— START Dataset extract —
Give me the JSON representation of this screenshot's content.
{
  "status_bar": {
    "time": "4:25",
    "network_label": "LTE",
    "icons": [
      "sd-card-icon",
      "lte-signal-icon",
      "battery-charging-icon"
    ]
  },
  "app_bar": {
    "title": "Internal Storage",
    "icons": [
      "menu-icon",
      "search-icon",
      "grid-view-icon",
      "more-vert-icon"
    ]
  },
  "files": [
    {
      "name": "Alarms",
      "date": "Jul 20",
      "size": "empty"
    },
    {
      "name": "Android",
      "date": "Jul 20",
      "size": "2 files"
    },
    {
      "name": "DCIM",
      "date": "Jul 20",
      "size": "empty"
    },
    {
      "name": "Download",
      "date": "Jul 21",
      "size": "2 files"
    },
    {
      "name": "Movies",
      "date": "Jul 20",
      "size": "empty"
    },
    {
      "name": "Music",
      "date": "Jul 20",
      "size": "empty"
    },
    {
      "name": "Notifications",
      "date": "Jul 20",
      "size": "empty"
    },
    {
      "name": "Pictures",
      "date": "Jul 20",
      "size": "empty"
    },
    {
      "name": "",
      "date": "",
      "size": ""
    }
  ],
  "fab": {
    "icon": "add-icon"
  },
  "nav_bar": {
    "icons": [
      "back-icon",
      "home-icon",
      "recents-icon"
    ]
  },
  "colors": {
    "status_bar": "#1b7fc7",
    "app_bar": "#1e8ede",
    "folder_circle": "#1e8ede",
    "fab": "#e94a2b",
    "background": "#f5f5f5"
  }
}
— END Dataset extract —
- **Written instruction**: Transcribe all of the lines in the records precisely.

- **Solution to this problem**:
Give me the JSON representation of this screenshot's content.
{
  "status_bar": {
    "time": "4:25",
    "network_label": "LTE",
    "icons": [
      "sd-card-icon",
      "lte-signal-icon",
      "battery-charging-icon"
    ]
  },
  "app_bar": {
    "title": "Internal Storage",
    "icons": [
      "menu-icon",
      "search-icon",
      "grid-view-icon",
      "more-vert-icon"
    ]
  },
  "files": [
    {
      "name": "Alarms",
      "date": "Jul 20",
      "size": "empty"
    },
    {
      "name": "Android",
      "date": "Jul 20",
      "size": "2 files"
    },
    {
      "name": "DCIM",
      "date": "Jul 20",
      "size": "empty"
    },
    {
      "name": "Download",
      "date": "Jul 21",
      "size": "2 files"
    },
    {
      "name": "Movies",
      "date": "Jul 20",
      "size": "empty"
    },
    {
      "name": "Music",
      "date": "Jul 20",
      "size": "empty"
    },
    {
      "name": "Notifications",
      "date": "Jul 20",
      "size": "empty"
    },
    {
      "name": "Pictures",
      "date": "Jul 20",
      "size": "empty"
    },
    {
      "name": "",
      "date": "",
      "size": ""
    }
  ],
  "fab": {
    "icon": "add-icon"
  },
  "nav_bar": {
    "icons": [
      "back-icon",
      "home-icon",
      "recents-icon"
    ]
  },
  "colors": {
    "status_bar": "#1b7fc7",
    "app_bar": "#1e8ede",
    "folder_circle": "#1e8ede",
    "fab": "#e94a2b",
    "background": "#f5f5f5"
  }
}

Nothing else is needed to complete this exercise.